● DIRECTION:
Count the lines in the records below that contain the word "caption", and reply with only that number.

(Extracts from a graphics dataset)
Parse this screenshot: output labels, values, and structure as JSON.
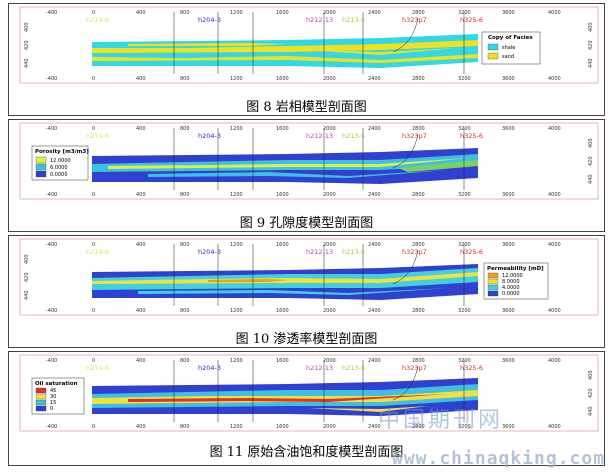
{
  "axis_ticks": [
    "-400",
    "0",
    "400",
    "800",
    "1200",
    "1600",
    "2000",
    "2400",
    "2800",
    "3200",
    "3600",
    "4000"
  ],
  "y_ticks": [
    "400",
    "420",
    "440"
  ],
  "wells": [
    {
      "name": "h214-6",
      "color": "#e0e060"
    },
    {
      "name": "h204-3",
      "color": "#3030c0"
    },
    {
      "name": "h212-13",
      "color": "#c040c0"
    },
    {
      "name": "h213-5",
      "color": "#c0c040"
    },
    {
      "name": "h323p7",
      "color": "#d03030"
    },
    {
      "name": "h325-6",
      "color": "#d03030"
    }
  ],
  "panels": [
    {
      "caption": "图 8 岩相模型剖面图",
      "legend": {
        "title": "Copy of Facies",
        "items": [
          {
            "label": "shale",
            "color": "#30d8e8"
          },
          {
            "label": "sand",
            "color": "#f0e020"
          }
        ]
      }
    },
    {
      "caption": "图 9 孔隙度模型剖面图",
      "legend": {
        "title": "Porosity [m3/m3]",
        "items": [
          {
            "label": "12.0000",
            "color": "#e0f040"
          },
          {
            "label": "6.0000",
            "color": "#40c0e0"
          },
          {
            "label": "0.0000",
            "color": "#3040d0"
          }
        ]
      }
    },
    {
      "caption": "图 10 渗透率模型剖面图",
      "legend": {
        "title": "Permeability [mD]",
        "items": [
          {
            "label": "12.0000",
            "color": "#f0a020"
          },
          {
            "label": "8.0000",
            "color": "#f0e040"
          },
          {
            "label": "4.0000",
            "color": "#40d0e0"
          },
          {
            "label": "0.0000",
            "color": "#3040d0"
          }
        ]
      }
    },
    {
      "caption": "图 11 原始含油饱和度模型剖面图",
      "legend": {
        "title": "Oil saturation",
        "items": [
          {
            "label": "45",
            "color": "#e03030"
          },
          {
            "label": "30",
            "color": "#f0e040"
          },
          {
            "label": "15",
            "color": "#40c0e0"
          },
          {
            "label": "0",
            "color": "#3040d0"
          }
        ]
      }
    }
  ],
  "watermark": {
    "cn": "中国期刊网",
    "url": "www.chinaqking.com"
  }
}
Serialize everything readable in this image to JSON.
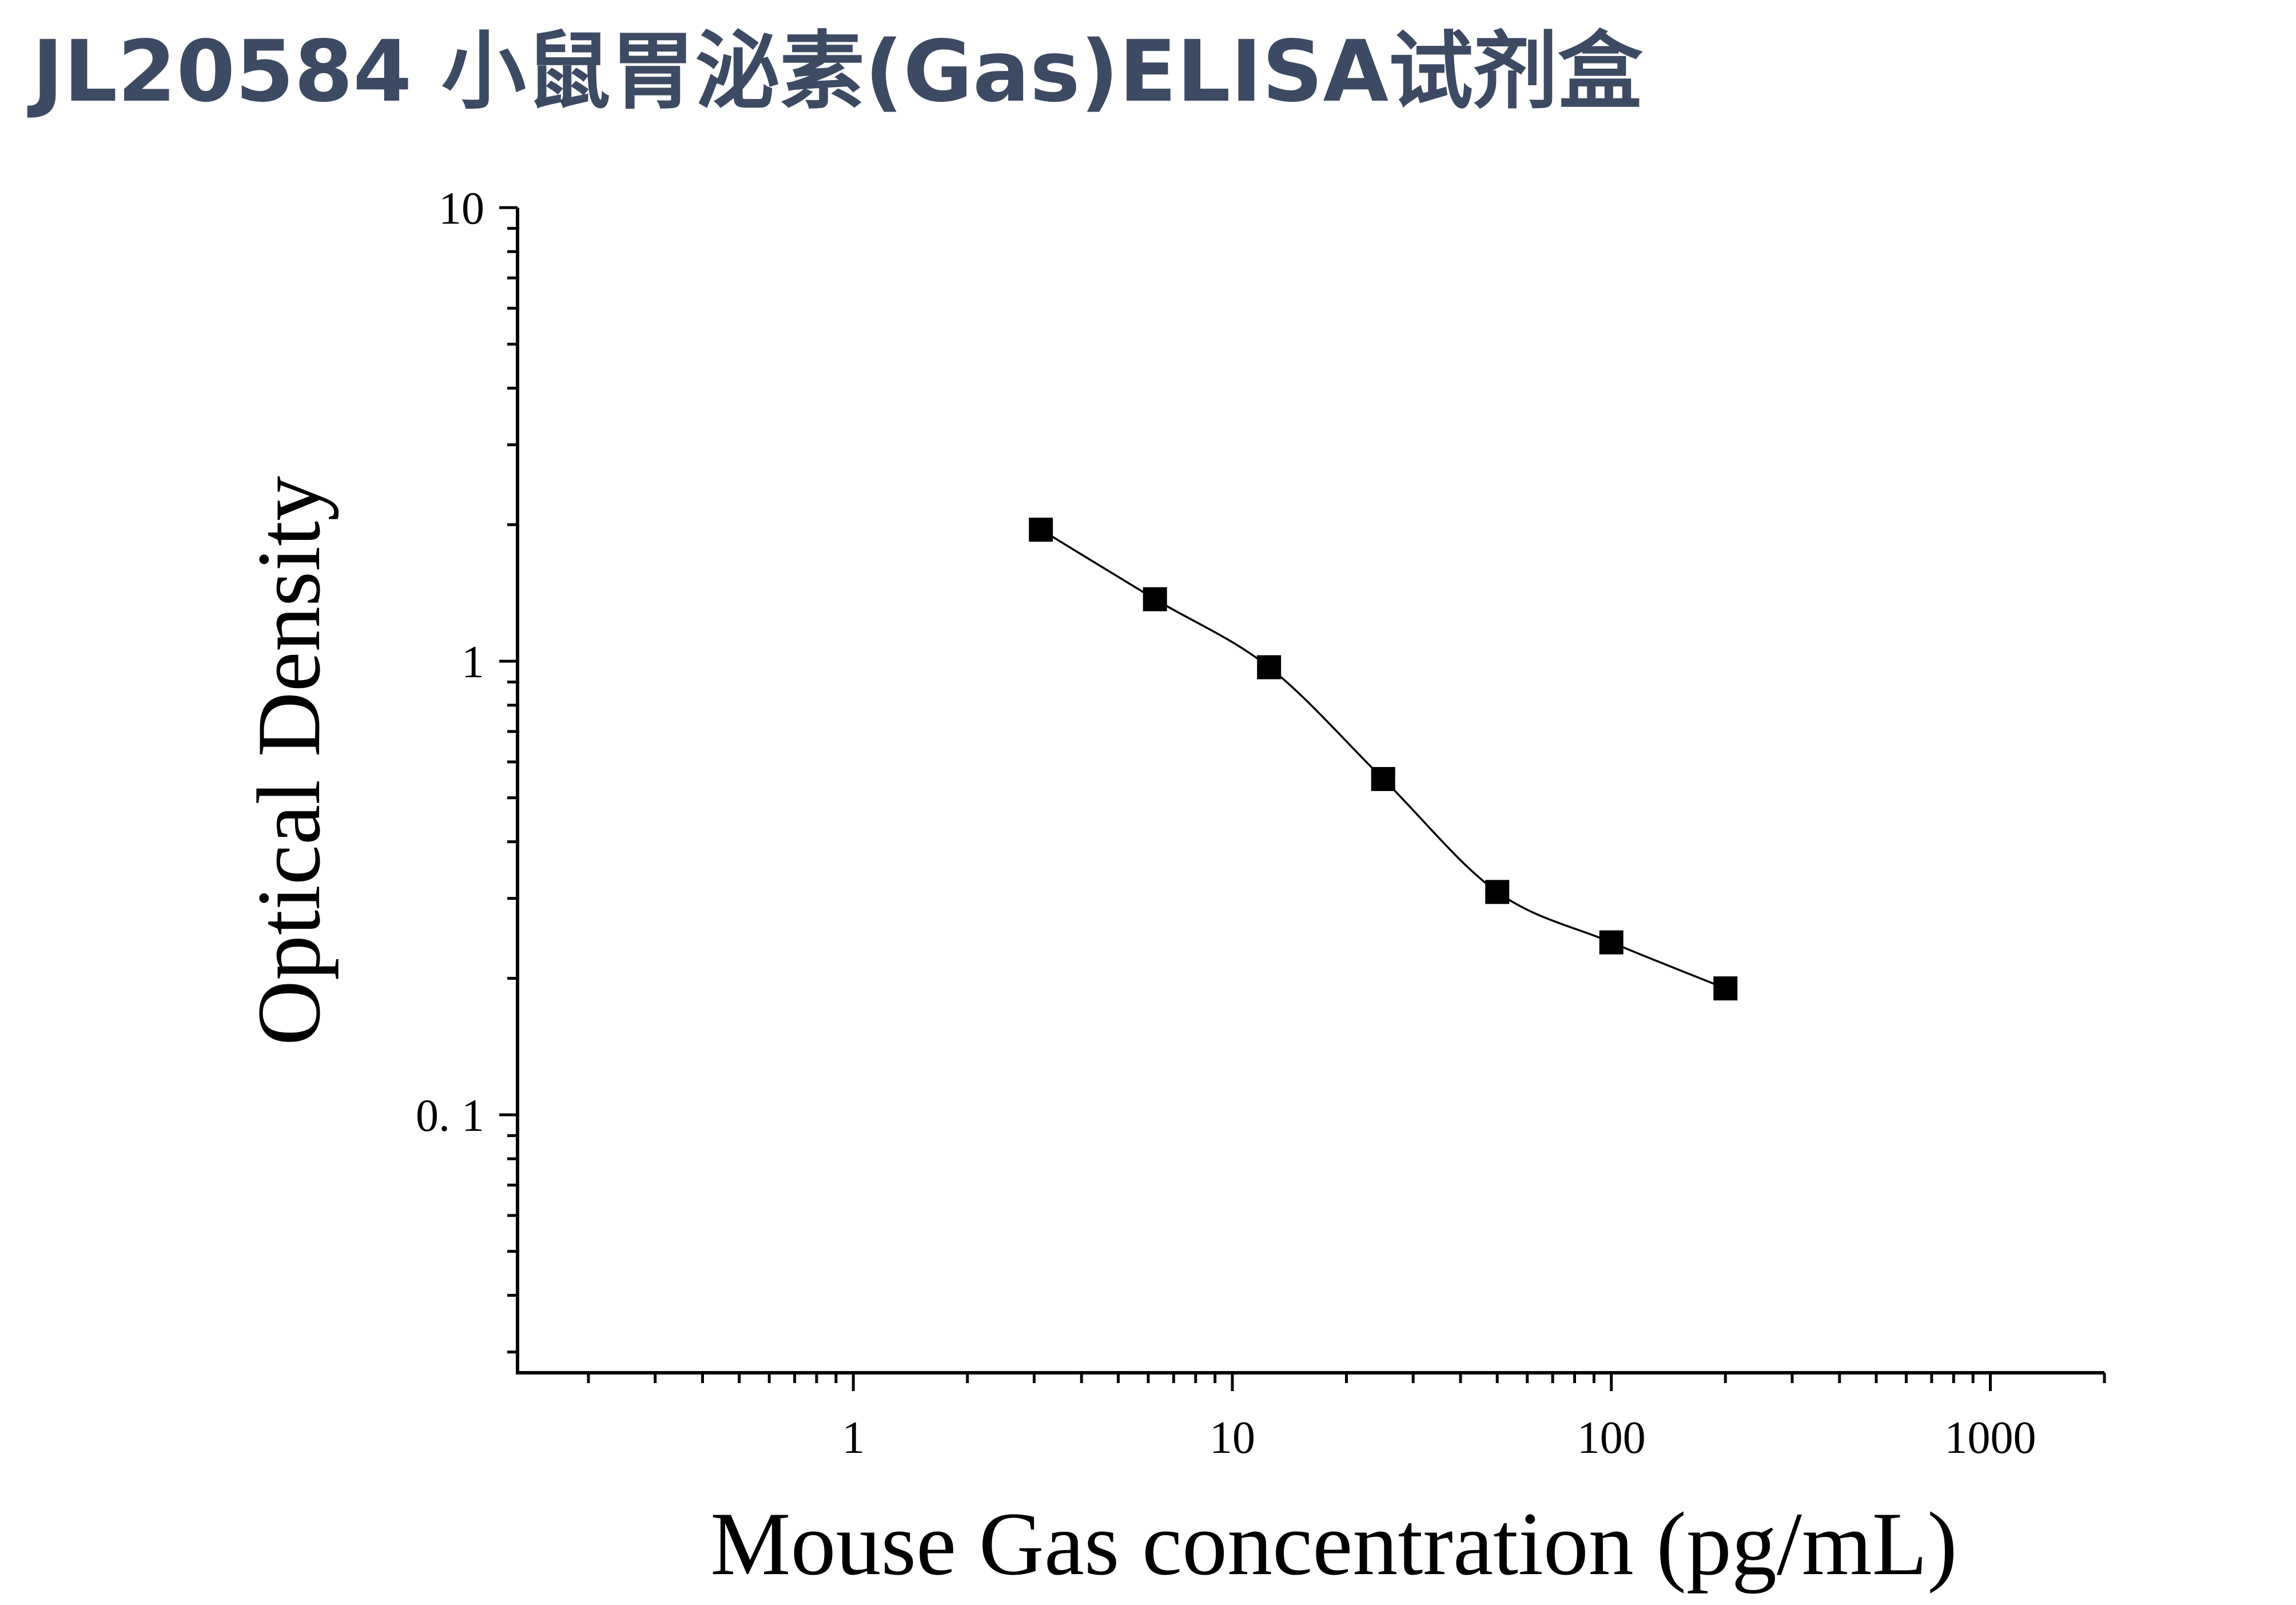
{
  "title": "JL20584 小鼠胃泌素(Gas)ELISA试剂盒",
  "colors": {
    "title": "#3d4a63",
    "axis": "#000000",
    "markers": "#000000"
  },
  "chart_data": {
    "type": "scatter",
    "xlabel": "Mouse Gas concentration (pg/mL)",
    "ylabel": "Optical Density",
    "xscale": "log",
    "yscale": "log",
    "xlim": [
      0.13,
      2000
    ],
    "ylim": [
      0.027,
      10
    ],
    "x_ticks": [
      {
        "value": 1,
        "label": "1"
      },
      {
        "value": 10,
        "label": "10"
      },
      {
        "value": 100,
        "label": "100"
      },
      {
        "value": 1000,
        "label": "1000"
      }
    ],
    "y_ticks": [
      {
        "value": 10,
        "label": "10"
      },
      {
        "value": 1,
        "label": "1"
      },
      {
        "value": 0.1,
        "label": "0. 1"
      }
    ],
    "grid": false,
    "series": [
      {
        "marker": "square",
        "fit": "four-parameter logistic curve",
        "x": [
          3.125,
          6.25,
          12.5,
          25,
          50,
          100,
          200
        ],
        "y": [
          1.95,
          1.37,
          0.97,
          0.55,
          0.31,
          0.24,
          0.19
        ]
      }
    ]
  }
}
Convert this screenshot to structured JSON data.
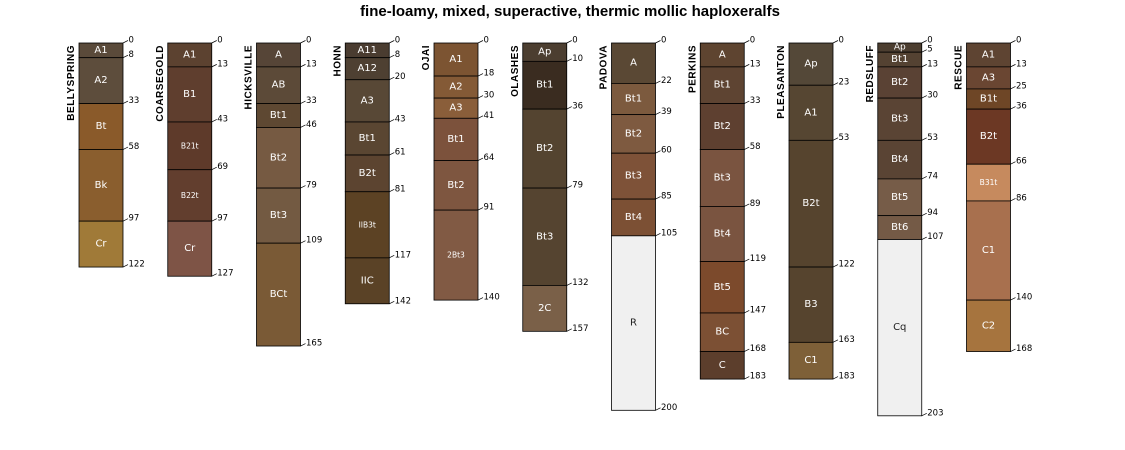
{
  "chart_data": {
    "type": "soil-profile",
    "title": "fine-loamy, mixed, superactive, thermic mollic haploxeralfs",
    "depth_max": 203,
    "profiles": [
      {
        "name": "BELLYSPRING",
        "horizons": [
          {
            "name": "A1",
            "top": 0,
            "bottom": 8,
            "color": "#5a4a3a"
          },
          {
            "name": "A2",
            "top": 8,
            "bottom": 33,
            "color": "#5d4d3c"
          },
          {
            "name": "Bt",
            "top": 33,
            "bottom": 58,
            "color": "#8a5a2a"
          },
          {
            "name": "Bk",
            "top": 58,
            "bottom": 97,
            "color": "#8a5e2e"
          },
          {
            "name": "Cr",
            "top": 97,
            "bottom": 122,
            "color": "#a07a38"
          }
        ]
      },
      {
        "name": "COARSEGOLD",
        "horizons": [
          {
            "name": "A1",
            "top": 0,
            "bottom": 13,
            "color": "#5c4230"
          },
          {
            "name": "B1",
            "top": 13,
            "bottom": 43,
            "color": "#5f3e2e"
          },
          {
            "name": "B21t",
            "top": 43,
            "bottom": 69,
            "color": "#5e3a2a"
          },
          {
            "name": "B22t",
            "top": 69,
            "bottom": 97,
            "color": "#623e2e"
          },
          {
            "name": "Cr",
            "top": 97,
            "bottom": 127,
            "color": "#7e5446"
          }
        ]
      },
      {
        "name": "HICKSVILLE",
        "horizons": [
          {
            "name": "A",
            "top": 0,
            "bottom": 13,
            "color": "#564537"
          },
          {
            "name": "AB",
            "top": 13,
            "bottom": 33,
            "color": "#5c4a38"
          },
          {
            "name": "Bt1",
            "top": 33,
            "bottom": 46,
            "color": "#5e4832"
          },
          {
            "name": "Bt2",
            "top": 46,
            "bottom": 79,
            "color": "#765a42"
          },
          {
            "name": "Bt3",
            "top": 79,
            "bottom": 109,
            "color": "#735a42"
          },
          {
            "name": "BCt",
            "top": 109,
            "bottom": 165,
            "color": "#7a5a36"
          }
        ]
      },
      {
        "name": "HONN",
        "horizons": [
          {
            "name": "A11",
            "top": 0,
            "bottom": 8,
            "color": "#4a3c30"
          },
          {
            "name": "A12",
            "top": 8,
            "bottom": 20,
            "color": "#4e4032"
          },
          {
            "name": "A3",
            "top": 20,
            "bottom": 43,
            "color": "#584836"
          },
          {
            "name": "Bt1",
            "top": 43,
            "bottom": 61,
            "color": "#5a4632"
          },
          {
            "name": "B2t",
            "top": 61,
            "bottom": 81,
            "color": "#5c4430"
          },
          {
            "name": "IIB3t",
            "top": 81,
            "bottom": 117,
            "color": "#5c4224"
          },
          {
            "name": "IIC",
            "top": 117,
            "bottom": 142,
            "color": "#5a4226"
          }
        ]
      },
      {
        "name": "OJAI",
        "horizons": [
          {
            "name": "A1",
            "top": 0,
            "bottom": 18,
            "color": "#7c5432"
          },
          {
            "name": "A2",
            "top": 18,
            "bottom": 30,
            "color": "#845a36"
          },
          {
            "name": "A3",
            "top": 30,
            "bottom": 41,
            "color": "#8a5e3a"
          },
          {
            "name": "Bt1",
            "top": 41,
            "bottom": 64,
            "color": "#7c523c"
          },
          {
            "name": "Bt2",
            "top": 64,
            "bottom": 91,
            "color": "#7e5640"
          },
          {
            "name": "2Bt3",
            "top": 91,
            "bottom": 140,
            "color": "#815a44"
          }
        ]
      },
      {
        "name": "OLASHES",
        "horizons": [
          {
            "name": "Ap",
            "top": 0,
            "bottom": 10,
            "color": "#4c3e30"
          },
          {
            "name": "Bt1",
            "top": 10,
            "bottom": 36,
            "color": "#3a2c20"
          },
          {
            "name": "Bt2",
            "top": 36,
            "bottom": 79,
            "color": "#544430"
          },
          {
            "name": "Bt3",
            "top": 79,
            "bottom": 132,
            "color": "#554430"
          },
          {
            "name": "2C",
            "top": 132,
            "bottom": 157,
            "color": "#7a6048"
          }
        ]
      },
      {
        "name": "PADOVA",
        "horizons": [
          {
            "name": "A",
            "top": 0,
            "bottom": 22,
            "color": "#5a4834"
          },
          {
            "name": "Bt1",
            "top": 22,
            "bottom": 39,
            "color": "#7c5a3e"
          },
          {
            "name": "Bt2",
            "top": 39,
            "bottom": 60,
            "color": "#7e5a40"
          },
          {
            "name": "Bt3",
            "top": 60,
            "bottom": 85,
            "color": "#7e5238"
          },
          {
            "name": "Bt4",
            "top": 85,
            "bottom": 105,
            "color": "#7c5034"
          },
          {
            "name": "R",
            "top": 105,
            "bottom": 200,
            "color": "#f0f0f0"
          }
        ]
      },
      {
        "name": "PERKINS",
        "horizons": [
          {
            "name": "A",
            "top": 0,
            "bottom": 13,
            "color": "#5e4430"
          },
          {
            "name": "Bt1",
            "top": 13,
            "bottom": 33,
            "color": "#5e4432"
          },
          {
            "name": "Bt2",
            "top": 33,
            "bottom": 58,
            "color": "#5e4030"
          },
          {
            "name": "Bt3",
            "top": 58,
            "bottom": 89,
            "color": "#7a5440"
          },
          {
            "name": "Bt4",
            "top": 89,
            "bottom": 119,
            "color": "#7a5440"
          },
          {
            "name": "Bt5",
            "top": 119,
            "bottom": 147,
            "color": "#7c4a2c"
          },
          {
            "name": "BC",
            "top": 147,
            "bottom": 168,
            "color": "#7c5034"
          },
          {
            "name": "C",
            "top": 168,
            "bottom": 183,
            "color": "#5c3e2c"
          }
        ]
      },
      {
        "name": "PLEASANTON",
        "horizons": [
          {
            "name": "Ap",
            "top": 0,
            "bottom": 23,
            "color": "#544838"
          },
          {
            "name": "A1",
            "top": 23,
            "bottom": 53,
            "color": "#564632"
          },
          {
            "name": "B2t",
            "top": 53,
            "bottom": 122,
            "color": "#56442e"
          },
          {
            "name": "B3",
            "top": 122,
            "bottom": 163,
            "color": "#56442e"
          },
          {
            "name": "C1",
            "top": 163,
            "bottom": 183,
            "color": "#7e6038"
          }
        ]
      },
      {
        "name": "REDSLUFF",
        "horizons": [
          {
            "name": "Ap",
            "top": 0,
            "bottom": 5,
            "color": "#4c3e30"
          },
          {
            "name": "Bt1",
            "top": 5,
            "bottom": 13,
            "color": "#544232"
          },
          {
            "name": "Bt2",
            "top": 13,
            "bottom": 30,
            "color": "#5a4234"
          },
          {
            "name": "Bt3",
            "top": 30,
            "bottom": 53,
            "color": "#5a4434"
          },
          {
            "name": "Bt4",
            "top": 53,
            "bottom": 74,
            "color": "#5a4434"
          },
          {
            "name": "Bt5",
            "top": 74,
            "bottom": 94,
            "color": "#765c48"
          },
          {
            "name": "Bt6",
            "top": 94,
            "bottom": 107,
            "color": "#745a46"
          },
          {
            "name": "Cq",
            "top": 107,
            "bottom": 203,
            "color": "#f0f0f0"
          }
        ]
      },
      {
        "name": "RESCUE",
        "horizons": [
          {
            "name": "A1",
            "top": 0,
            "bottom": 13,
            "color": "#5e4432"
          },
          {
            "name": "A3",
            "top": 13,
            "bottom": 25,
            "color": "#6a4632"
          },
          {
            "name": "B1t",
            "top": 25,
            "bottom": 36,
            "color": "#6e4626"
          },
          {
            "name": "B2t",
            "top": 36,
            "bottom": 66,
            "color": "#6c3824"
          },
          {
            "name": "B31t",
            "top": 66,
            "bottom": 86,
            "color": "#c68a5e"
          },
          {
            "name": "C1",
            "top": 86,
            "bottom": 140,
            "color": "#a8704e"
          },
          {
            "name": "C2",
            "top": 140,
            "bottom": 168,
            "color": "#a6743e"
          }
        ]
      }
    ]
  }
}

● SOLVED PROBLEM:
4